• _Given task_: In the data below, swap every "Cutting Area" for "Cut and Fill" and reproduce the lines with nothing else altered.

# Start of Dataset content

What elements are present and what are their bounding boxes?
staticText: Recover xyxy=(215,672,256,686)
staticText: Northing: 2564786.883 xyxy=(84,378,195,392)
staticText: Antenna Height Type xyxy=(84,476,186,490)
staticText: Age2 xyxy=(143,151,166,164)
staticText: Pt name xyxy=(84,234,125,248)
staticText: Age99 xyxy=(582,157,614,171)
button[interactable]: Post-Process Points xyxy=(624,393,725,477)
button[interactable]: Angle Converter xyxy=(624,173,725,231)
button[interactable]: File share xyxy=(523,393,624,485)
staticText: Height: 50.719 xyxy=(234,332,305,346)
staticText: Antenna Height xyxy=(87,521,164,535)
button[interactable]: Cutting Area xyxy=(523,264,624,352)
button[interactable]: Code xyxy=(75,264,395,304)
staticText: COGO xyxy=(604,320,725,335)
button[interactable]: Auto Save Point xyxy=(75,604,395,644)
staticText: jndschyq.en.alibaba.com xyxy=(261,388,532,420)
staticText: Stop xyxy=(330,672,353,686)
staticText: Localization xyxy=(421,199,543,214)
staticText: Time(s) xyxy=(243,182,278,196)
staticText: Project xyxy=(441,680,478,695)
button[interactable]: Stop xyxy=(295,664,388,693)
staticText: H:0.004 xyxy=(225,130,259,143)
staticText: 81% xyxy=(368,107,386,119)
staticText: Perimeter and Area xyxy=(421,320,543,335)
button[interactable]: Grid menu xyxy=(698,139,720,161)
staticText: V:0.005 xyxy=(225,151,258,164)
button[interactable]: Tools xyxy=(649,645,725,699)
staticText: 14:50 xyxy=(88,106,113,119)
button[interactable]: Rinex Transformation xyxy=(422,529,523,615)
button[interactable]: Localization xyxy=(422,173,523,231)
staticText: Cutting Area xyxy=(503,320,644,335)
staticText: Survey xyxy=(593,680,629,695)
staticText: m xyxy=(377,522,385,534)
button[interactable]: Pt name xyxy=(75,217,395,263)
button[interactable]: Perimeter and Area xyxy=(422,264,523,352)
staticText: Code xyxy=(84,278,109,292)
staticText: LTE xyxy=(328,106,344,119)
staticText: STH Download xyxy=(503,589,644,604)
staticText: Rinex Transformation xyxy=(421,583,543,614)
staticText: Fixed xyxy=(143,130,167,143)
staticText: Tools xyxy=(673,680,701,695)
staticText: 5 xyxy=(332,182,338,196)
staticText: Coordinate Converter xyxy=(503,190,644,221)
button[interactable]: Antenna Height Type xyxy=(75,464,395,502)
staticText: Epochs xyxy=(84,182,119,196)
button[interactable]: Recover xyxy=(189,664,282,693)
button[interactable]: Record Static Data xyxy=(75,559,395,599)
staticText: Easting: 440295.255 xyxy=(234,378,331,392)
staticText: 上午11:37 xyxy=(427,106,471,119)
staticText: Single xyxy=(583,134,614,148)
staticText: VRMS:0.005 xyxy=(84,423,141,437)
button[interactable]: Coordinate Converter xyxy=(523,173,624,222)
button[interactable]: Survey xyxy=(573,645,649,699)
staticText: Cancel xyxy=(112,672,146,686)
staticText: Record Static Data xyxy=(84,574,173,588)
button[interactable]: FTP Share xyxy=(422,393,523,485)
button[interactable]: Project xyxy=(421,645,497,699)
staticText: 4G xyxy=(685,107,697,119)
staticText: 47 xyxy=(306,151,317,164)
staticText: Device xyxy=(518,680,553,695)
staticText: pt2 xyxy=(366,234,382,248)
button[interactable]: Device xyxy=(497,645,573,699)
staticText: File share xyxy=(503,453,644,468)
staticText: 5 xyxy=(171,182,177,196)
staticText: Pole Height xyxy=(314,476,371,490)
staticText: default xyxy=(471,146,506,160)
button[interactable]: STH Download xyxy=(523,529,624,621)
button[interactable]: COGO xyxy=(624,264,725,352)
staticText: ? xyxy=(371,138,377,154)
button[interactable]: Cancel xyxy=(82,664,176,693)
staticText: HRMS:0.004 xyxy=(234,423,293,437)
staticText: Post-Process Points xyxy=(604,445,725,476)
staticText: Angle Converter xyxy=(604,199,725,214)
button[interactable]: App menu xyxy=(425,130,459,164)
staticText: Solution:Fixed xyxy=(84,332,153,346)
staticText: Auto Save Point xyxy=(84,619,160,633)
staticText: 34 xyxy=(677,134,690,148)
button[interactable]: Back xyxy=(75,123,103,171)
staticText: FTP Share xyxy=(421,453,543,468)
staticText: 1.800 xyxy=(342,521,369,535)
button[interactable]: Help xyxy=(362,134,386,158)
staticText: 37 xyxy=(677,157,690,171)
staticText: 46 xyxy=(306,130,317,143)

# End of Dataset content

• _Complete output_:
What elements are present and what are their bounding boxes?
staticText: Recover xyxy=(215,672,256,686)
staticText: Northing: 2564786.883 xyxy=(84,378,195,392)
staticText: Antenna Height Type xyxy=(84,476,186,490)
staticText: Age2 xyxy=(143,151,166,164)
staticText: Pt name xyxy=(84,234,125,248)
staticText: Age99 xyxy=(582,157,614,171)
button[interactable]: Post-Process Points xyxy=(624,393,725,477)
button[interactable]: Angle Converter xyxy=(624,173,725,231)
button[interactable]: File share xyxy=(523,393,624,485)
staticText: Height: 50.719 xyxy=(234,332,305,346)
staticText: Antenna Height xyxy=(87,521,164,535)
button[interactable]: Cut and Fill xyxy=(523,264,624,352)
button[interactable]: Code xyxy=(75,264,395,304)
staticText: COGO xyxy=(604,320,725,335)
button[interactable]: Auto Save Point xyxy=(75,604,395,644)
staticText: jndschyq.en.alibaba.com xyxy=(261,388,532,420)
staticText: Stop xyxy=(330,672,353,686)
staticText: Localization xyxy=(421,199,543,214)
staticText: Time(s) xyxy=(243,182,278,196)
staticText: Project xyxy=(441,680,478,695)
button[interactable]: Stop xyxy=(295,664,388,693)
staticText: H:0.004 xyxy=(225,130,259,143)
staticText: 81% xyxy=(368,107,386,119)
staticText: Perimeter and Area xyxy=(421,320,543,335)
button[interactable]: Grid menu xyxy=(698,139,720,161)
staticText: V:0.005 xyxy=(225,151,258,164)
button[interactable]: Tools xyxy=(649,645,725,699)
staticText: 14:50 xyxy=(88,106,113,119)
button[interactable]: Rinex Transformation xyxy=(422,529,523,615)
button[interactable]: Localization xyxy=(422,173,523,231)
staticText: Cut and Fill xyxy=(503,320,644,335)
staticText: Survey xyxy=(593,680,629,695)
staticText: m xyxy=(377,522,385,534)
button[interactable]: Pt name xyxy=(75,217,395,263)
button[interactable]: Perimeter and Area xyxy=(422,264,523,352)
staticText: Code xyxy=(84,278,109,292)
staticText: LTE xyxy=(328,106,344,119)
staticText: STH Download xyxy=(503,589,644,604)
staticText: Rinex Transformation xyxy=(421,583,543,614)
staticText: Fixed xyxy=(143,130,167,143)
staticText: Tools xyxy=(673,680,701,695)
staticText: 5 xyxy=(332,182,338,196)
staticText: Coordinate Converter xyxy=(503,190,644,221)
button[interactable]: Antenna Height Type xyxy=(75,464,395,502)
staticText: Epochs xyxy=(84,182,119,196)
button[interactable]: Recover xyxy=(189,664,282,693)
button[interactable]: Record Static Data xyxy=(75,559,395,599)
staticText: Easting: 440295.255 xyxy=(234,378,331,392)
staticText: 上午11:37 xyxy=(427,106,471,119)
staticText: Single xyxy=(583,134,614,148)
staticText: VRMS:0.005 xyxy=(84,423,141,437)
button[interactable]: Coordinate Converter xyxy=(523,173,624,222)
button[interactable]: Survey xyxy=(573,645,649,699)
staticText: Cancel xyxy=(112,672,146,686)
staticText: Record Static Data xyxy=(84,574,173,588)
button[interactable]: FTP Share xyxy=(422,393,523,485)
button[interactable]: Project xyxy=(421,645,497,699)
staticText: 4G xyxy=(685,107,697,119)
staticText: 47 xyxy=(306,151,317,164)
staticText: Device xyxy=(518,680,553,695)
staticText: pt2 xyxy=(366,234,382,248)
button[interactable]: Device xyxy=(497,645,573,699)
staticText: File share xyxy=(503,453,644,468)
staticText: 5 xyxy=(171,182,177,196)
staticText: Pole Height xyxy=(314,476,371,490)
staticText: default xyxy=(471,146,506,160)
button[interactable]: STH Download xyxy=(523,529,624,621)
button[interactable]: COGO xyxy=(624,264,725,352)
staticText: ? xyxy=(371,138,377,154)
button[interactable]: Cancel xyxy=(82,664,176,693)
staticText: HRMS:0.004 xyxy=(234,423,293,437)
staticText: Post-Process Points xyxy=(604,445,725,476)
staticText: Angle Converter xyxy=(604,199,725,214)
button[interactable]: App menu xyxy=(425,130,459,164)
staticText: Solution:Fixed xyxy=(84,332,153,346)
staticText: Auto Save Point xyxy=(84,619,160,633)
staticText: 34 xyxy=(677,134,690,148)
button[interactable]: Back xyxy=(75,123,103,171)
staticText: FTP Share xyxy=(421,453,543,468)
staticText: 1.800 xyxy=(342,521,369,535)
button[interactable]: Help xyxy=(362,134,386,158)
staticText: 37 xyxy=(677,157,690,171)
staticText: 46 xyxy=(306,130,317,143)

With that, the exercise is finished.